Task requirements:
Check every line below for the string "Total", and copy the lines that contain it.

Figure data in JSON:

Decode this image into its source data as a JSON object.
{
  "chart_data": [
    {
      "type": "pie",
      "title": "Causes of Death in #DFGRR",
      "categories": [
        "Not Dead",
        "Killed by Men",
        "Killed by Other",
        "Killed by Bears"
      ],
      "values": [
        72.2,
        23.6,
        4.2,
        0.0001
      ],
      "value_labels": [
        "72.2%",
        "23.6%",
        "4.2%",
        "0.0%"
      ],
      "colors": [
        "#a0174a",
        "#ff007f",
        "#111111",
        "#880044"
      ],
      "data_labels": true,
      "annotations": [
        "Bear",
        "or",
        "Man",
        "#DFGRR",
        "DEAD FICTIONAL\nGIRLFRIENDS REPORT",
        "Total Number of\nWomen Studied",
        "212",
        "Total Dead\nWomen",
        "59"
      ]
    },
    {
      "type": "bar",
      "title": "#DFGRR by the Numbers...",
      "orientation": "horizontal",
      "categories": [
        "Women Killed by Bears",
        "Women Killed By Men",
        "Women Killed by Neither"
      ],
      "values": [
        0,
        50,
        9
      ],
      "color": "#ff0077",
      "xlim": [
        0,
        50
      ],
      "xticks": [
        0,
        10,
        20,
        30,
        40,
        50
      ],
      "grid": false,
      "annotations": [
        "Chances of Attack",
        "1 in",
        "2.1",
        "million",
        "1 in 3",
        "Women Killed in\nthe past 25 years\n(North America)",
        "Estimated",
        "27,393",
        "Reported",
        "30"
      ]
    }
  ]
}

Result:
        "Total Number of\nWomen Studied",
        "Total Dead\nWomen",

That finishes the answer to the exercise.